Saved entries:
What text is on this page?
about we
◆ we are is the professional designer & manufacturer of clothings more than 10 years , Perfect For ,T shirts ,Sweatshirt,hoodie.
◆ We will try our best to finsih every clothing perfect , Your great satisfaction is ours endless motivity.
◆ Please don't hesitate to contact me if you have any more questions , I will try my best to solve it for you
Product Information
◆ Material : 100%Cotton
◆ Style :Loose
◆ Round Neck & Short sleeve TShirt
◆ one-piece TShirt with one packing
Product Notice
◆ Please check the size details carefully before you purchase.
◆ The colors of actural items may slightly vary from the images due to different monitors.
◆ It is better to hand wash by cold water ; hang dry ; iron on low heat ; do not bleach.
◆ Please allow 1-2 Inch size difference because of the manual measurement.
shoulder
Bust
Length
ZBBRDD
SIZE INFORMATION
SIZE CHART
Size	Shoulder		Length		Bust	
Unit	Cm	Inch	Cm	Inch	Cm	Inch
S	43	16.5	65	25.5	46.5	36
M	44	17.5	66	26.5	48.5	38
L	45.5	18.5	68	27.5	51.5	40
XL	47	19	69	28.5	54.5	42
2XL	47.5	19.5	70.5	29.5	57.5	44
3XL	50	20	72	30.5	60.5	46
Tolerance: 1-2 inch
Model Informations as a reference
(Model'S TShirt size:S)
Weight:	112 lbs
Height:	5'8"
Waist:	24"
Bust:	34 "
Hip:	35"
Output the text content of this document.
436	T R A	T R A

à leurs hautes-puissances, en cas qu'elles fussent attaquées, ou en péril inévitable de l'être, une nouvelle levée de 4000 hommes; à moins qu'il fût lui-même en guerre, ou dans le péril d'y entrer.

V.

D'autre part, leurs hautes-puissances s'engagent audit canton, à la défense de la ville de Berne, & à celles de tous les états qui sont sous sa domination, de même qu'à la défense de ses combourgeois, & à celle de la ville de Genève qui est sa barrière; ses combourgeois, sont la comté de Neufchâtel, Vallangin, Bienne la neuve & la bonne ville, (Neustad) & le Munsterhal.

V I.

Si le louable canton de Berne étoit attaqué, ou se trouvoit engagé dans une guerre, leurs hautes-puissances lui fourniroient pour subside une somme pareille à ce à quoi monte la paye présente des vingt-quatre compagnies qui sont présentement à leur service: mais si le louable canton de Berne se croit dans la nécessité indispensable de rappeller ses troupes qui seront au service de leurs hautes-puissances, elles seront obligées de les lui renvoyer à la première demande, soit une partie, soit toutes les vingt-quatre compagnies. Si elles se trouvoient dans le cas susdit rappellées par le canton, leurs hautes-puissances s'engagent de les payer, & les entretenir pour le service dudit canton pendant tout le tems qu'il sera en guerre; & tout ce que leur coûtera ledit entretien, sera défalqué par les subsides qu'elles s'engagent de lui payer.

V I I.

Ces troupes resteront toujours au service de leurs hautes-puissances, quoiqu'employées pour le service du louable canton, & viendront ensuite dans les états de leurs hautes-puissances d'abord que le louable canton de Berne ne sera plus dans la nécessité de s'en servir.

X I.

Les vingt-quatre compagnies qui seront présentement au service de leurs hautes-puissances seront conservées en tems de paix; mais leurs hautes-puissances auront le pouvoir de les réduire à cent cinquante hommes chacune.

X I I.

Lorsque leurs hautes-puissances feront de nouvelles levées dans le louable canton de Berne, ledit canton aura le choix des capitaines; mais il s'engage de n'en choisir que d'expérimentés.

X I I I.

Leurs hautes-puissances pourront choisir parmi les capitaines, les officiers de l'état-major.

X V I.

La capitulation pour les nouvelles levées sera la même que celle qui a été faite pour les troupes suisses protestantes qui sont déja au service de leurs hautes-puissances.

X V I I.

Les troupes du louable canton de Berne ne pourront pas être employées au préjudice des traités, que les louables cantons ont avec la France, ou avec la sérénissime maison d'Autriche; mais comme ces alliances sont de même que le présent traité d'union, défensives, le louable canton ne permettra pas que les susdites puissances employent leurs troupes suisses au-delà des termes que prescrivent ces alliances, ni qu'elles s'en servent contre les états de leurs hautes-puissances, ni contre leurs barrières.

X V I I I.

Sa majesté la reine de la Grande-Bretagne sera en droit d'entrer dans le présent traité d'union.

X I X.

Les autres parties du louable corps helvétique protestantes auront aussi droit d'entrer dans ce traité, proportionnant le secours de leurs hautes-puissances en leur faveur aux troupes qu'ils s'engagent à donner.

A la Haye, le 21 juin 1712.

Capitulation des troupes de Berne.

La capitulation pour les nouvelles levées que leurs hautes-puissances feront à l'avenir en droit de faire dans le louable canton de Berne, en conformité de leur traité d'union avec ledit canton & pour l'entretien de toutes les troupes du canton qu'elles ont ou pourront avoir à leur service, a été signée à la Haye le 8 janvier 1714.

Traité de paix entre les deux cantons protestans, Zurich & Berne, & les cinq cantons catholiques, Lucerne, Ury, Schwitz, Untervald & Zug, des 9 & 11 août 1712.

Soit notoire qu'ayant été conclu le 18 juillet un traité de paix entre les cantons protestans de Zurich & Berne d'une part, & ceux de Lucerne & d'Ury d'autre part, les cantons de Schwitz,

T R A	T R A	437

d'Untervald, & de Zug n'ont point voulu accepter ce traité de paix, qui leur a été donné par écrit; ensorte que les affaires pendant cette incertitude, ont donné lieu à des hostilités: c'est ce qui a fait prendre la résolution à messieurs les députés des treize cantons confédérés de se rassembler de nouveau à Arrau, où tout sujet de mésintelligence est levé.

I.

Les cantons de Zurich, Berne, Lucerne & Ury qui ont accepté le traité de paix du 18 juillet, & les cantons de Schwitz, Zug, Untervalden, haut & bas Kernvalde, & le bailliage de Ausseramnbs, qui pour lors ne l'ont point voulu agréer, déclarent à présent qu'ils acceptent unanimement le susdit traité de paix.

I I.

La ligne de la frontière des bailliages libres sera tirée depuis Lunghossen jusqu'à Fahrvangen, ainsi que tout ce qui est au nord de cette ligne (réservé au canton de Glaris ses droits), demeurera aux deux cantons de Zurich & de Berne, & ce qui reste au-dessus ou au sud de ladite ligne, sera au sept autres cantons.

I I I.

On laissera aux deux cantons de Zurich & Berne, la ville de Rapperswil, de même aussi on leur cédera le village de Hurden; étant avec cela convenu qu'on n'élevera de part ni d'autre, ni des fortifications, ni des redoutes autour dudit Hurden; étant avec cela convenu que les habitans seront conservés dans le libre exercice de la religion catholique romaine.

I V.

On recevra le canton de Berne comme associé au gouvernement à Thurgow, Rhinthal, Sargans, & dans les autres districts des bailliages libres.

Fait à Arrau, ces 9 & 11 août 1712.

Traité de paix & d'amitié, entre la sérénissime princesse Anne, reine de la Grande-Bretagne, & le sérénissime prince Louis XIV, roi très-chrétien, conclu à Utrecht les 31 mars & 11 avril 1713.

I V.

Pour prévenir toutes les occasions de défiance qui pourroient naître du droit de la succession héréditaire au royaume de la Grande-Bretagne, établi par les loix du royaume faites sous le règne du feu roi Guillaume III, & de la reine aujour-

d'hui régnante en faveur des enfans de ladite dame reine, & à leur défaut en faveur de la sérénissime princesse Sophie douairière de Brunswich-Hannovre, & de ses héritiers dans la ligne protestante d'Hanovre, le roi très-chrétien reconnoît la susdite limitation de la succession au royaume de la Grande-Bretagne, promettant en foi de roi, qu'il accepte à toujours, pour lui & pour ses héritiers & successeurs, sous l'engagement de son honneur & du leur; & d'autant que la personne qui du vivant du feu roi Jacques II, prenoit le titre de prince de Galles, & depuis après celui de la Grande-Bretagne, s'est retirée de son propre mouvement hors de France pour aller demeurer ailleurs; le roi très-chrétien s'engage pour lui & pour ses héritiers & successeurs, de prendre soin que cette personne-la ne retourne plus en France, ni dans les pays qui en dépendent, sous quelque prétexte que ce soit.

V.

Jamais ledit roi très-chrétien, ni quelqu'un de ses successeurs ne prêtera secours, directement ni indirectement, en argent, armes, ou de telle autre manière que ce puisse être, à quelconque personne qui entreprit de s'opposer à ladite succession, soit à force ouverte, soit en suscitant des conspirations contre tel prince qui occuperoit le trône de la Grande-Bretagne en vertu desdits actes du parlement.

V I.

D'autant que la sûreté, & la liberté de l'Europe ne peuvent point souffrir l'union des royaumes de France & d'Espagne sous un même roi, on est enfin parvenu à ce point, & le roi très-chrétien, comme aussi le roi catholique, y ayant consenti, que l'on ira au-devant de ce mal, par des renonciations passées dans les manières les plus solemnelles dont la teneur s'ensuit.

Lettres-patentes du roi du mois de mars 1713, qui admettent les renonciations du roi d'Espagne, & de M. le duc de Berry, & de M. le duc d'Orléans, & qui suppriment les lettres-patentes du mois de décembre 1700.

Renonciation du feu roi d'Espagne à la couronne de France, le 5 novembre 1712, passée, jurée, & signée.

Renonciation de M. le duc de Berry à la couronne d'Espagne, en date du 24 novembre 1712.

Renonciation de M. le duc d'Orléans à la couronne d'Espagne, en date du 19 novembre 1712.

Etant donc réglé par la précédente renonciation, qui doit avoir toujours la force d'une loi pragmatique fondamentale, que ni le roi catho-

Task: Check every line of the records above for the string "more" and say how many contain it, giving the number alone.

Answer below: 2